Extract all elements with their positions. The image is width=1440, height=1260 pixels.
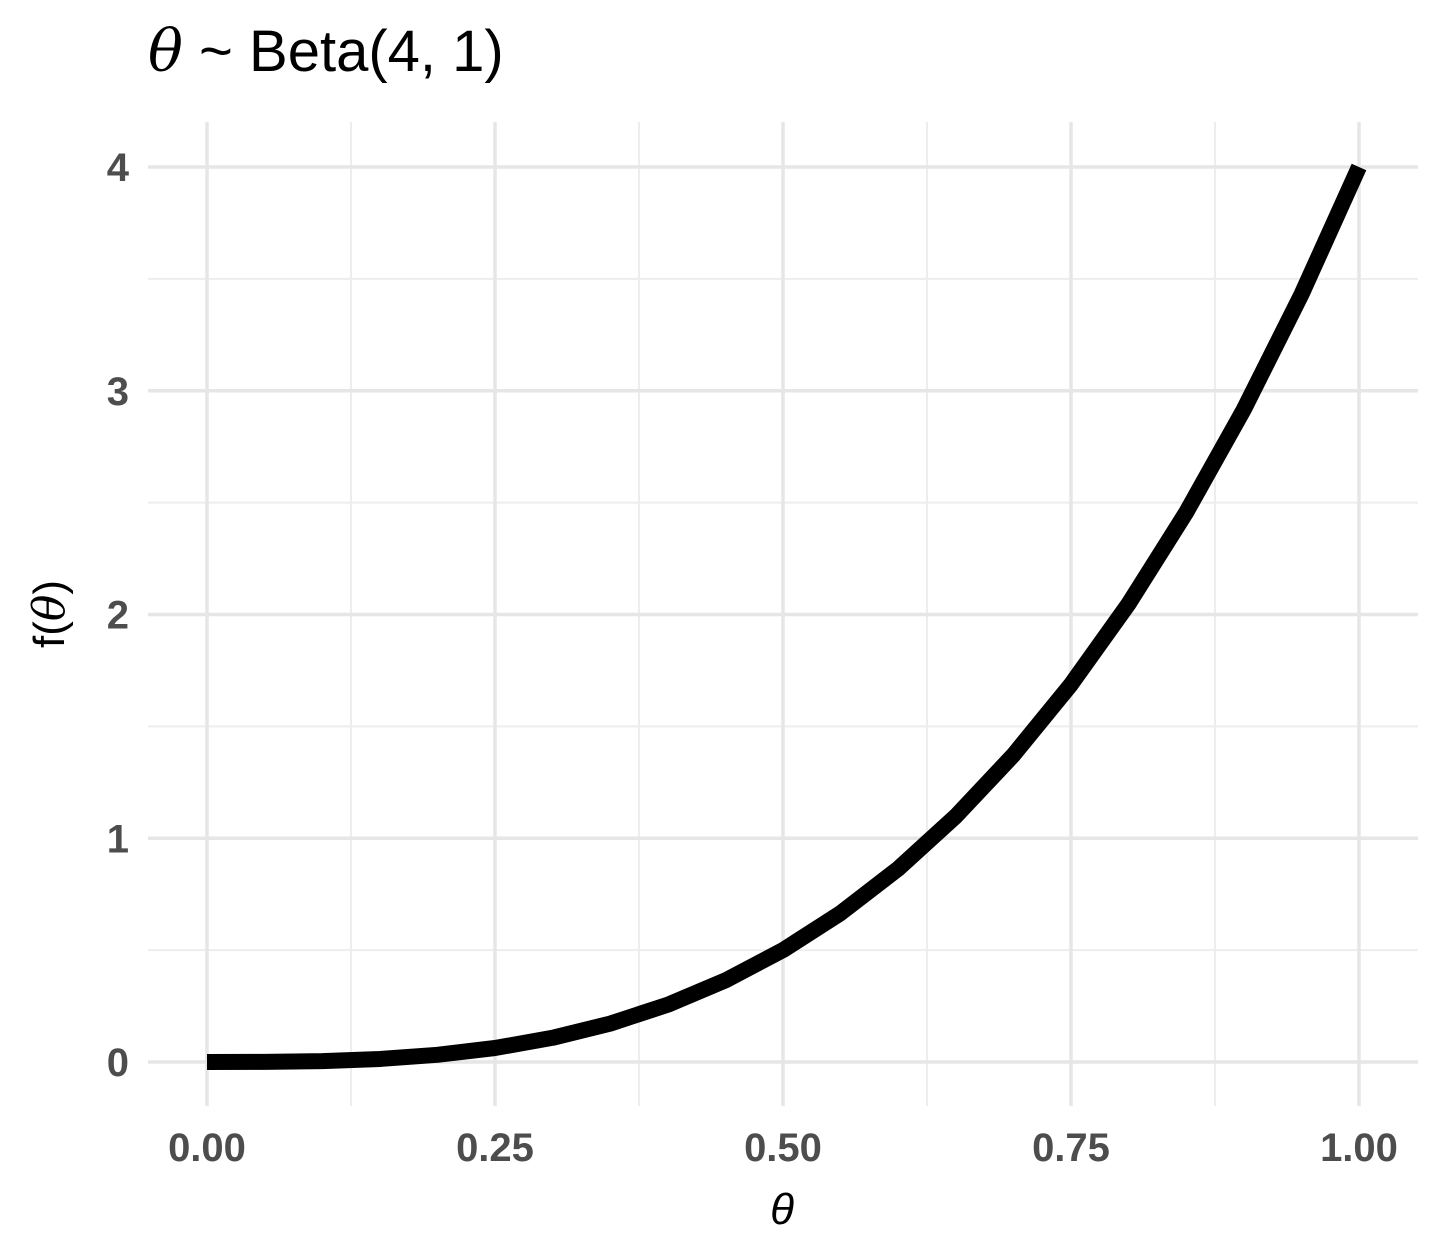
y-tick-label: 3 <box>107 370 129 414</box>
title-text: ~ Beta(4, 1) <box>183 19 504 84</box>
y-axis-label-suffix: ) <box>25 580 74 595</box>
y-tick-label: 4 <box>107 146 130 190</box>
chart-title: θ ~ Beta(4, 1) <box>148 17 504 85</box>
y-tick-label: 0 <box>107 1041 129 1085</box>
plot-area <box>206 163 1367 1070</box>
x-tick-label: 0.75 <box>1032 1126 1110 1170</box>
grid-lines <box>148 122 1418 1106</box>
x-tick-label: 1.00 <box>1320 1126 1398 1170</box>
y-axis-label: f(θ) <box>24 580 75 648</box>
x-tick-label: 0.50 <box>744 1126 822 1170</box>
y-axis-label-symbol: θ <box>24 595 75 622</box>
y-tick-label: 1 <box>107 817 129 861</box>
x-axis-label: θ <box>770 1185 794 1234</box>
title-symbol: θ <box>148 17 183 85</box>
x-tick-label: 0.00 <box>168 1126 246 1170</box>
y-tick-label: 2 <box>107 594 129 638</box>
density-curve <box>206 163 1367 1070</box>
y-axis-label-prefix: f( <box>25 621 74 648</box>
x-axis-ticks: 0.00 0.25 0.50 0.75 1.00 <box>168 1126 1398 1170</box>
x-tick-label: 0.25 <box>456 1126 534 1170</box>
y-axis-ticks: 0 1 2 3 4 <box>107 146 130 1085</box>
___
**What you need to do:**
Arrange each line of the material above as a numbered list, skipping blank lines and leaving the picture out of your answer.

**Problem solution:**
1. Extract all elements with their positions. The image is width=1440, height=1260 pixels.
2. y-tick-label: 3 <box>107 370 129 414</box>
3. title-text: ~ Beta(4, 1) <box>183 19 504 84</box>
4. y-axis-label-suffix: ) <box>25 580 74 595</box>
5. y-tick-label: 4 <box>107 146 130 190</box>
6. chart-title: θ ~ Beta(4, 1) <box>148 17 504 85</box>
7. y-tick-label: 0 <box>107 1041 129 1085</box>
8. plot-area <box>206 163 1367 1070</box>
9. x-tick-label: 0.75 <box>1032 1126 1110 1170</box>
10. grid-lines <box>148 122 1418 1106</box>
11. x-tick-label: 1.00 <box>1320 1126 1398 1170</box>
12. y-axis-label: f(θ) <box>24 580 75 648</box>
13. x-tick-label: 0.50 <box>744 1126 822 1170</box>
14. y-axis-label-symbol: θ <box>24 595 75 622</box>
15. y-tick-label: 1 <box>107 817 129 861</box>
16. x-axis-label: θ <box>770 1185 794 1234</box>
17. title-symbol: θ <box>148 17 183 85</box>
18. x-tick-label: 0.00 <box>168 1126 246 1170</box>
19. y-tick-label: 2 <box>107 594 129 638</box>
20. density-curve <box>206 163 1367 1070</box>
21. y-axis-label-prefix: f( <box>25 621 74 648</box>
22. x-axis-ticks: 0.00 0.25 0.50 0.75 1.00 <box>168 1126 1398 1170</box>
23. x-tick-label: 0.25 <box>456 1126 534 1170</box>
24. y-axis-ticks: 0 1 2 3 4 <box>107 146 130 1085</box>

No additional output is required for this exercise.